### Records shown
[Start]

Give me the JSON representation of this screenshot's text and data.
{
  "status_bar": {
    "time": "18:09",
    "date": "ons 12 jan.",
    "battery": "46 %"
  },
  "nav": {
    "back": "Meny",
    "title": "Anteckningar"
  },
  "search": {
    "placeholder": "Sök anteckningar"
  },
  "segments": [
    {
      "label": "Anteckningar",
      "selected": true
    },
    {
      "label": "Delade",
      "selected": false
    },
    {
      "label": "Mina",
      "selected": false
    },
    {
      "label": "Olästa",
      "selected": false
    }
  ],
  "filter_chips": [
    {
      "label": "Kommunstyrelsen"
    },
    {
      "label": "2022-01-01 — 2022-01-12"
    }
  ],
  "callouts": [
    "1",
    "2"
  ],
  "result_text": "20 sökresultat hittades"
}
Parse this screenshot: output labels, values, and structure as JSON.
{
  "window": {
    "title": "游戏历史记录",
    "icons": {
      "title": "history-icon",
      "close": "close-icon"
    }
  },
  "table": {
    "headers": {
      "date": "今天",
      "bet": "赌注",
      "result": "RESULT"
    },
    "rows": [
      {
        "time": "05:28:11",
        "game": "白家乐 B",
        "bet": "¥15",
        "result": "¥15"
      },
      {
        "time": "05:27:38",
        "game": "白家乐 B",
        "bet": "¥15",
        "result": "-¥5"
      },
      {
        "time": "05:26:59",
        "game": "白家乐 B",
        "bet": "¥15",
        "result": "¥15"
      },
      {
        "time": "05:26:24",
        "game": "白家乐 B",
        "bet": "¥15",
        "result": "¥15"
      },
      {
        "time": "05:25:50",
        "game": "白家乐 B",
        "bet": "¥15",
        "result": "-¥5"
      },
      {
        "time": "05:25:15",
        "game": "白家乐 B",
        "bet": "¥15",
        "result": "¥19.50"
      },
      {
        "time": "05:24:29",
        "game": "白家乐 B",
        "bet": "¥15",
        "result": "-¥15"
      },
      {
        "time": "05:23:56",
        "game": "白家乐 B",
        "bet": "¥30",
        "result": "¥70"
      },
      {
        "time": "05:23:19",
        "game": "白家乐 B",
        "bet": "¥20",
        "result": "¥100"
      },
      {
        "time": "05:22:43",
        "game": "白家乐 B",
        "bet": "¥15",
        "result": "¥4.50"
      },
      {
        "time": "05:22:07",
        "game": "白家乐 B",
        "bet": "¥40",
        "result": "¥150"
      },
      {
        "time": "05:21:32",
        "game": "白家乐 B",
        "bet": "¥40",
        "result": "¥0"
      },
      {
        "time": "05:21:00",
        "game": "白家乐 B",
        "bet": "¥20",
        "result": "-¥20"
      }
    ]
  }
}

[End]

### Description of the task
Retype the data exactly as given.

### Answer to this task
Give me the JSON representation of this screenshot's text and data.
{
  "status_bar": {
    "time": "18:09",
    "date": "ons 12 jan.",
    "battery": "46 %"
  },
  "nav": {
    "back": "Meny",
    "title": "Anteckningar"
  },
  "search": {
    "placeholder": "Sök anteckningar"
  },
  "segments": [
    {
      "label": "Anteckningar",
      "selected": true
    },
    {
      "label": "Delade",
      "selected": false
    },
    {
      "label": "Mina",
      "selected": false
    },
    {
      "label": "Olästa",
      "selected": false
    }
  ],
  "filter_chips": [
    {
      "label": "Kommunstyrelsen"
    },
    {
      "label": "2022-01-01 — 2022-01-12"
    }
  ],
  "callouts": [
    "1",
    "2"
  ],
  "result_text": "20 sökresultat hittades"
}
Parse this screenshot: output labels, values, and structure as JSON.
{
  "window": {
    "title": "游戏历史记录",
    "icons": {
      "title": "history-icon",
      "close": "close-icon"
    }
  },
  "table": {
    "headers": {
      "date": "今天",
      "bet": "赌注",
      "result": "RESULT"
    },
    "rows": [
      {
        "time": "05:28:11",
        "game": "白家乐 B",
        "bet": "¥15",
        "result": "¥15"
      },
      {
        "time": "05:27:38",
        "game": "白家乐 B",
        "bet": "¥15",
        "result": "-¥5"
      },
      {
        "time": "05:26:59",
        "game": "白家乐 B",
        "bet": "¥15",
        "result": "¥15"
      },
      {
        "time": "05:26:24",
        "game": "白家乐 B",
        "bet": "¥15",
        "result": "¥15"
      },
      {
        "time": "05:25:50",
        "game": "白家乐 B",
        "bet": "¥15",
        "result": "-¥5"
      },
      {
        "time": "05:25:15",
        "game": "白家乐 B",
        "bet": "¥15",
        "result": "¥19.50"
      },
      {
        "time": "05:24:29",
        "game": "白家乐 B",
        "bet": "¥15",
        "result": "-¥15"
      },
      {
        "time": "05:23:56",
        "game": "白家乐 B",
        "bet": "¥30",
        "result": "¥70"
      },
      {
        "time": "05:23:19",
        "game": "白家乐 B",
        "bet": "¥20",
        "result": "¥100"
      },
      {
        "time": "05:22:43",
        "game": "白家乐 B",
        "bet": "¥15",
        "result": "¥4.50"
      },
      {
        "time": "05:22:07",
        "game": "白家乐 B",
        "bet": "¥40",
        "result": "¥150"
      },
      {
        "time": "05:21:32",
        "game": "白家乐 B",
        "bet": "¥40",
        "result": "¥0"
      },
      {
        "time": "05:21:00",
        "game": "白家乐 B",
        "bet": "¥20",
        "result": "-¥20"
      }
    ]
  }
}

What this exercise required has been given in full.